Data entries:
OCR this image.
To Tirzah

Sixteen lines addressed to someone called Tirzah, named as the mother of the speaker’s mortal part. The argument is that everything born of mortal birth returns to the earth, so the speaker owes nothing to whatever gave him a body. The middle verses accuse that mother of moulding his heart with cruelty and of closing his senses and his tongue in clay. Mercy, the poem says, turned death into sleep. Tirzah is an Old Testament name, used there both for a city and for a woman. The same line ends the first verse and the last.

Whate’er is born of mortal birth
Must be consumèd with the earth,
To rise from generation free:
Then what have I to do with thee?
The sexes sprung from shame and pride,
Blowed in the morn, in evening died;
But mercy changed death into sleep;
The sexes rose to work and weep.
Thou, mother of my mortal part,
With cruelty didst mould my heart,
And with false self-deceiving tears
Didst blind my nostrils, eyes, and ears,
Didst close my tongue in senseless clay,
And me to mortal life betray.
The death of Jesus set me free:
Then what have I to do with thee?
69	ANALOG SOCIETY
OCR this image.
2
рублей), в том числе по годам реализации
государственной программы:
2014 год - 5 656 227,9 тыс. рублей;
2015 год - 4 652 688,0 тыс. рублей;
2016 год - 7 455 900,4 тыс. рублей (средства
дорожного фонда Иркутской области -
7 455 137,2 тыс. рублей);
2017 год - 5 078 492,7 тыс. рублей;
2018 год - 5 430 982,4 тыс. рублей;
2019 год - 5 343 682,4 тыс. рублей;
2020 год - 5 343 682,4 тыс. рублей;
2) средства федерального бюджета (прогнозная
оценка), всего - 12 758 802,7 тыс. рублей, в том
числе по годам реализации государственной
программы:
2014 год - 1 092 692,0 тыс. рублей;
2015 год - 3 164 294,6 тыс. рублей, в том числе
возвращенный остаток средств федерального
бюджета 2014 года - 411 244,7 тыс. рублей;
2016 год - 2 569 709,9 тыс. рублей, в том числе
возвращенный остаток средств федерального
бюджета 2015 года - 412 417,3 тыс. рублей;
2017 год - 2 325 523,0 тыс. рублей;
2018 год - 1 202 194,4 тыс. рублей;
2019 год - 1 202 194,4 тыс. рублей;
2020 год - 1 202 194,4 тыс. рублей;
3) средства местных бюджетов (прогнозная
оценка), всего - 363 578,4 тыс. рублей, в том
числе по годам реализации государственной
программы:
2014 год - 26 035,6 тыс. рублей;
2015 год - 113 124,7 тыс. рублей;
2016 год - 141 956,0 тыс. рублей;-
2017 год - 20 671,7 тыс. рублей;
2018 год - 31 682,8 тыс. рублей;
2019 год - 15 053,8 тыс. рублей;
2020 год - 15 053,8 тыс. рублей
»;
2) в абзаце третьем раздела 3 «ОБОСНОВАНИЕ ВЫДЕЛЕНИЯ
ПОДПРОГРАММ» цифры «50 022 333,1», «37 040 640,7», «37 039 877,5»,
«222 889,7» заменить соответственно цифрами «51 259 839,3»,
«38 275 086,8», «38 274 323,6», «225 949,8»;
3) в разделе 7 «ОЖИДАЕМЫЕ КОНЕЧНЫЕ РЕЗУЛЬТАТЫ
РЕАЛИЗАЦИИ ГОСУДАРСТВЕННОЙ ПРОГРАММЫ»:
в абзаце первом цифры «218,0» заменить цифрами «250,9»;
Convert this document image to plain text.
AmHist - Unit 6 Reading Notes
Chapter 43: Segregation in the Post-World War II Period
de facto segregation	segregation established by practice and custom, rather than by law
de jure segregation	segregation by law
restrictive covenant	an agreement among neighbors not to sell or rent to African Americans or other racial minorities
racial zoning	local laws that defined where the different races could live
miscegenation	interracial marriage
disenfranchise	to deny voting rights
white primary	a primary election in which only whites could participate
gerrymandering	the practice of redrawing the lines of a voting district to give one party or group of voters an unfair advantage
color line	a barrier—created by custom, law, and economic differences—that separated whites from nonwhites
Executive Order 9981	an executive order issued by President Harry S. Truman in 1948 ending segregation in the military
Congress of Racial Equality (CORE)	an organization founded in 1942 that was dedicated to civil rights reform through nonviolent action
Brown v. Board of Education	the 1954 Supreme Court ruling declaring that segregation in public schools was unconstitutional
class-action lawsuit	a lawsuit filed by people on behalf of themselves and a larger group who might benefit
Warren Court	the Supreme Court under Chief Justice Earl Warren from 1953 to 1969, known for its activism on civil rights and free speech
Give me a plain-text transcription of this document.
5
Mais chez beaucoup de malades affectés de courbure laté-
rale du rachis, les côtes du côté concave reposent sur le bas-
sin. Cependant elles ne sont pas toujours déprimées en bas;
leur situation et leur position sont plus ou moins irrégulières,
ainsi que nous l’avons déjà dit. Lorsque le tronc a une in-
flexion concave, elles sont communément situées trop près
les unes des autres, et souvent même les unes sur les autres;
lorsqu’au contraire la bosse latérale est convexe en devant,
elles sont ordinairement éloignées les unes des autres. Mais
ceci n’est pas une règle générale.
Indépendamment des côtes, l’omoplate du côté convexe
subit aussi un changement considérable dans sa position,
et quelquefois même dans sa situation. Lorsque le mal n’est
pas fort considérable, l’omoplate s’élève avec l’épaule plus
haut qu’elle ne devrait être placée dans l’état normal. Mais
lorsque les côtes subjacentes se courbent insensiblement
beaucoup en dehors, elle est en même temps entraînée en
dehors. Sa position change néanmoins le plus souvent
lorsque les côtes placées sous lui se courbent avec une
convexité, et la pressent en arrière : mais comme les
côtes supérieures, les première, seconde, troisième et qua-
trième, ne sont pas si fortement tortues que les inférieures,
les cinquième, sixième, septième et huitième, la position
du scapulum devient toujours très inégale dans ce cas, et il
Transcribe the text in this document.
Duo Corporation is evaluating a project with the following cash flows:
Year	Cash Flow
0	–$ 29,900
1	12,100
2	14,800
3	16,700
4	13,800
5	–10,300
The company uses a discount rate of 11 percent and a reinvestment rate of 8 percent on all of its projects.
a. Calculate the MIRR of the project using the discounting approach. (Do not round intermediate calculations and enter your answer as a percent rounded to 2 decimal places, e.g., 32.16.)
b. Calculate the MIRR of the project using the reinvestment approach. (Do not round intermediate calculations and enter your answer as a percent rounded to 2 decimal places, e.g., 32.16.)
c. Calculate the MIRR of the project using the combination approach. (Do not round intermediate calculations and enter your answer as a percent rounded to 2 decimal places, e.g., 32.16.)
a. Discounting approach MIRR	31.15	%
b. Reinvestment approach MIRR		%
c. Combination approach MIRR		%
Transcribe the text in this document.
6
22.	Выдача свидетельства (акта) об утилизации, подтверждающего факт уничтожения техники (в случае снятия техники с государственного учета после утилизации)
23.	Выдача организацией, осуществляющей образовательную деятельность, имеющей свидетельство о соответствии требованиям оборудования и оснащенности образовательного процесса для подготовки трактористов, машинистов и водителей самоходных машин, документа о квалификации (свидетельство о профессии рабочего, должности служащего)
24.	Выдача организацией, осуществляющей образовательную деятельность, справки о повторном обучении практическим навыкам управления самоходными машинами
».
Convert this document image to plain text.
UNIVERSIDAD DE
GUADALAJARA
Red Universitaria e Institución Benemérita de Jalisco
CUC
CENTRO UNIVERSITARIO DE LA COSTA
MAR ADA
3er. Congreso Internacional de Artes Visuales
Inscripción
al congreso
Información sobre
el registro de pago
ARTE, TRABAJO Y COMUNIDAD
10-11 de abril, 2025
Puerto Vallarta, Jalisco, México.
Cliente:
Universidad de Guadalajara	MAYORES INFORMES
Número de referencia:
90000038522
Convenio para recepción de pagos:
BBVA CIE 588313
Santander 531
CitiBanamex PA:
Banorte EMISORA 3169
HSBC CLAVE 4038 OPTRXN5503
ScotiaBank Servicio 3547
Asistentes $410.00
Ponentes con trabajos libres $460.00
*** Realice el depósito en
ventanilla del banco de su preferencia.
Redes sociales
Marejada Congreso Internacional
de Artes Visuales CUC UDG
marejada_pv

Request:
Report all lines of the data that include the word "custom".

Written reply:
de facto segregation	segregation established by practice and custom, rather than by law
color line	a barrier—created by custom, law, and economic differences—that separated whites from nonwhites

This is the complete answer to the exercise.